[START EXERCISE DATA]

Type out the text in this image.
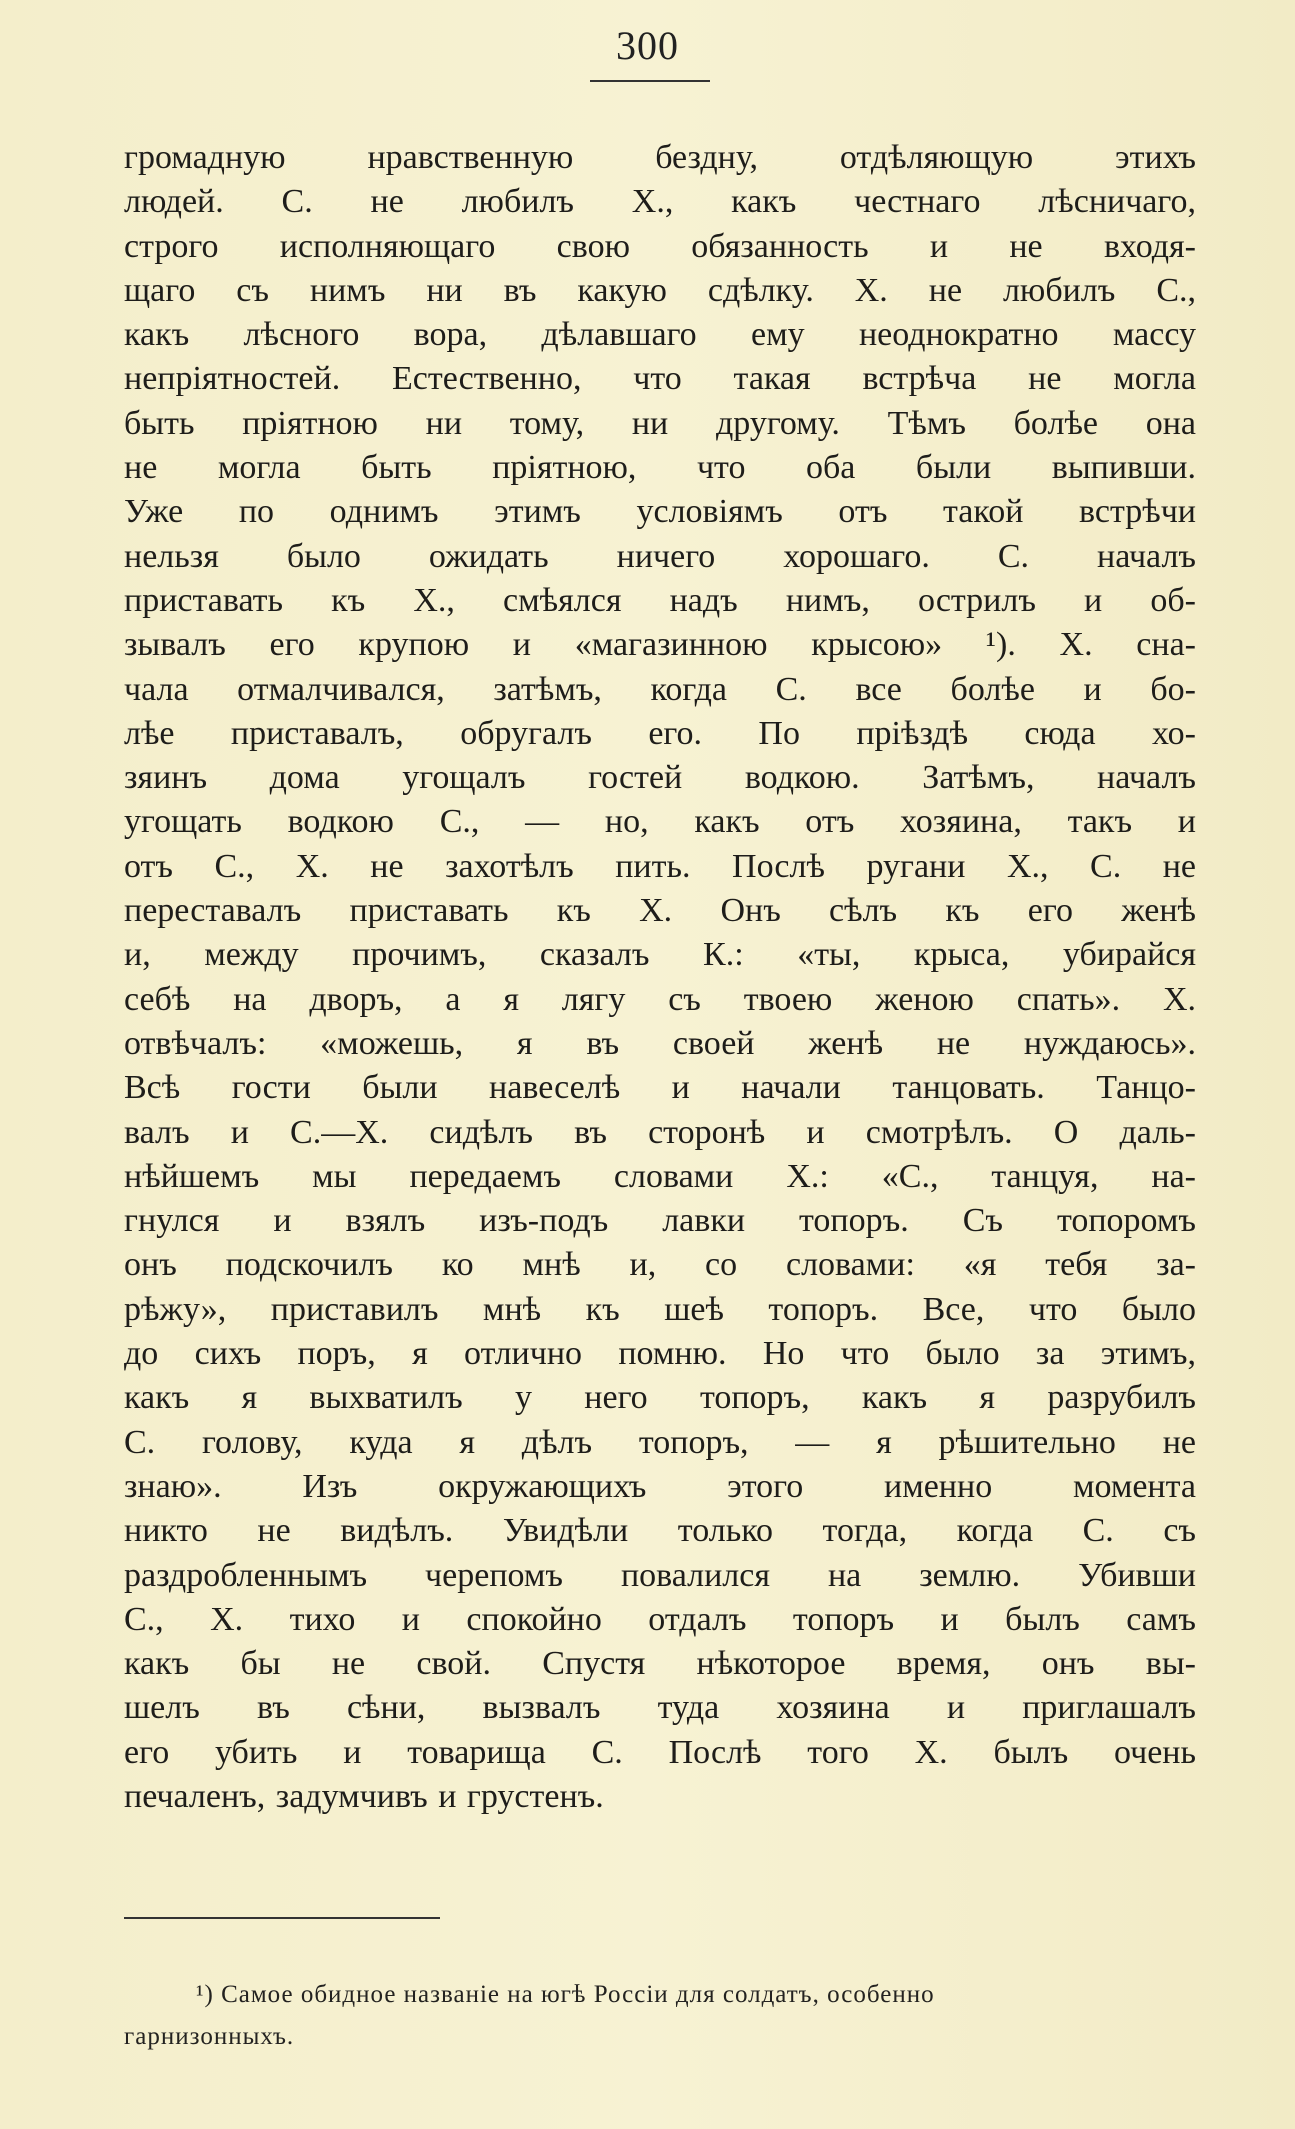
300
громадную нравственную бездну, отдѣляющую этихъ
людей. С. не любилъ X., какъ честнаго лѣсничаго,
строго исполняющаго свою обязанность и не входя-
щаго съ нимъ ни въ какую сдѣлку. X. не любилъ С.,
какъ лѣсного вора, дѣлавшаго ему неоднократно массу
непріятностей. Естественно, что такая встрѣча не могла
быть пріятною ни тому, ни другому. Тѣмъ болѣе она
не могла быть пріятною, что оба были выпивши.
Уже по однимъ этимъ условіямъ отъ такой встрѣчи
нельзя было ожидать ничего хорошаго. С. началъ
приставать къ X., смѣялся надъ нимъ, острилъ и об-
зывалъ его крупою и «магазинною крысою» ¹). X. сна-
чала отмалчивался, затѣмъ, когда С. все болѣе и бо-
лѣе приставалъ, обругалъ его. По пріѣздѣ сюда хо-
зяинъ дома угощалъ гостей водкою. Затѣмъ, началъ
угощать водкою С., — но, какъ отъ хозяина, такъ и
отъ С., X. не захотѣлъ пить. Послѣ ругани X., С. не
переставалъ приставать къ X. Онъ сѣлъ къ его женѣ
и, между прочимъ, сказалъ К.: «ты, крыса, убирайся
себѣ на дворъ, а я лягу съ твоею женою спать». X.
отвѣчалъ: «можешь, я въ своей женѣ не нуждаюсь».
Всѣ гости были навеселѣ и начали танцовать. Танцо-
валъ и С.—X. сидѣлъ въ сторонѣ и смотрѣлъ. О даль-
нѣйшемъ мы передаемъ словами X.: «С., танцуя, на-
гнулся и взялъ изъ-подъ лавки топоръ. Съ топоромъ
онъ подскочилъ ко мнѣ и, со словами: «я тебя за-
рѣжу», приставилъ мнѣ къ шеѣ топоръ. Все, что было
до сихъ поръ, я отлично помню. Но что было за этимъ,
какъ я выхватилъ у него топоръ, какъ я разрубилъ
С. голову, куда я дѣлъ топоръ, — я рѣшительно не
знаю». Изъ окружающихъ этого именно момента
никто не видѣлъ. Увидѣли только тогда, когда С. съ
раздробленнымъ черепомъ повалился на землю. Убивши
С., X. тихо и спокойно отдалъ топоръ и былъ самъ
какъ бы не свой. Спустя нѣкоторое время, онъ вы-
шелъ въ сѣни, вызвалъ туда хозяина и приглашалъ
его убить и товарища С. Послѣ того X. былъ очень
печаленъ, задумчивъ и грустенъ.
¹) Самое обидное названіе на югѣ Россіи для солдатъ, особенно
гарнизонныхъ.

[END EXERCISE DATA]

▶ **THE REQUEST**: Filter the listing above for the string "хозяина" and copy every matching line.

▶ **WORKED SOLUTION**:
угощать водкою С., — но, какъ отъ хозяина, такъ и
шелъ въ сѣни, вызвалъ туда хозяина и приглашалъ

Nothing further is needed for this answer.